### [PROBLEM DESCRIPTION]
Omit the pictures, please, and give each record below again exactly.

(Stored data)
-------

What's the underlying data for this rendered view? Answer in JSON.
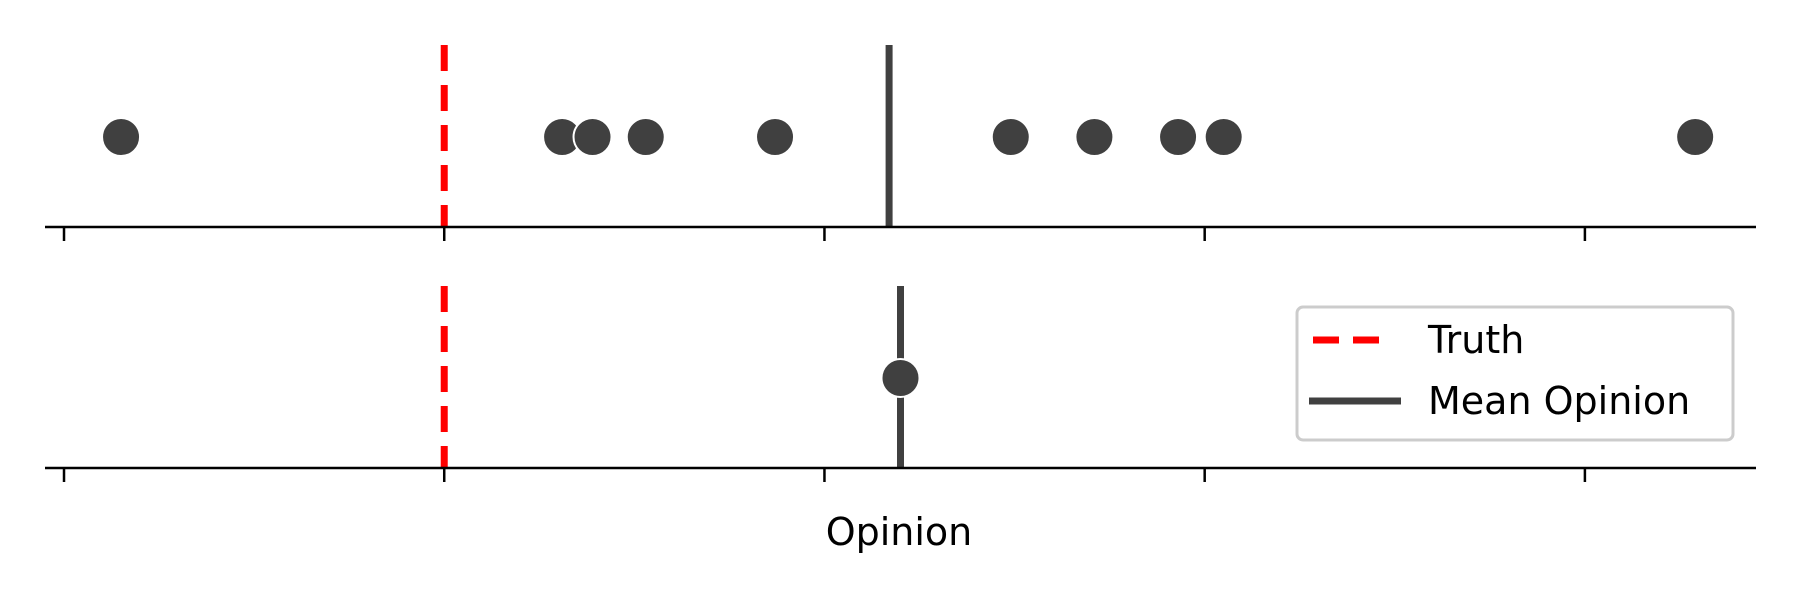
{
  "chart_data": {
    "type": "scatter",
    "xlabel": "Opinion",
    "xlim": [
      -1.05,
      3.45
    ],
    "tick_values": [
      -1,
      0,
      1,
      2,
      3
    ],
    "truth": 0,
    "colors": {
      "points": "#404040",
      "truth": "#ff0000",
      "mean": "#404040",
      "axis": "#000000",
      "legend_border": "#cccccc"
    },
    "panels": [
      {
        "name": "individual",
        "opinions": [
          -0.85,
          0.31,
          0.39,
          0.53,
          0.87,
          1.49,
          1.71,
          1.93,
          2.05,
          3.29
        ],
        "mean_opinion": 1.17
      },
      {
        "name": "aggregate",
        "opinions": [
          1.2
        ],
        "mean_opinion": 1.2
      }
    ],
    "legend": {
      "position": "center-right",
      "entries": [
        {
          "label": "Truth",
          "style": "dashed",
          "color": "#ff0000"
        },
        {
          "label": "Mean Opinion",
          "style": "solid",
          "color": "#404040"
        }
      ]
    }
  }
}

-------

### [RESULT FOR THIS TASK]
What's the underlying data for this rendered view? Answer in JSON.
{
  "chart_data": {
    "type": "scatter",
    "xlabel": "Opinion",
    "xlim": [
      -1.05,
      3.45
    ],
    "tick_values": [
      -1,
      0,
      1,
      2,
      3
    ],
    "truth": 0,
    "colors": {
      "points": "#404040",
      "truth": "#ff0000",
      "mean": "#404040",
      "axis": "#000000",
      "legend_border": "#cccccc"
    },
    "panels": [
      {
        "name": "individual",
        "opinions": [
          -0.85,
          0.31,
          0.39,
          0.53,
          0.87,
          1.49,
          1.71,
          1.93,
          2.05,
          3.29
        ],
        "mean_opinion": 1.17
      },
      {
        "name": "aggregate",
        "opinions": [
          1.2
        ],
        "mean_opinion": 1.2
      }
    ],
    "legend": {
      "position": "center-right",
      "entries": [
        {
          "label": "Truth",
          "style": "dashed",
          "color": "#ff0000"
        },
        {
          "label": "Mean Opinion",
          "style": "solid",
          "color": "#404040"
        }
      ]
    }
  }
}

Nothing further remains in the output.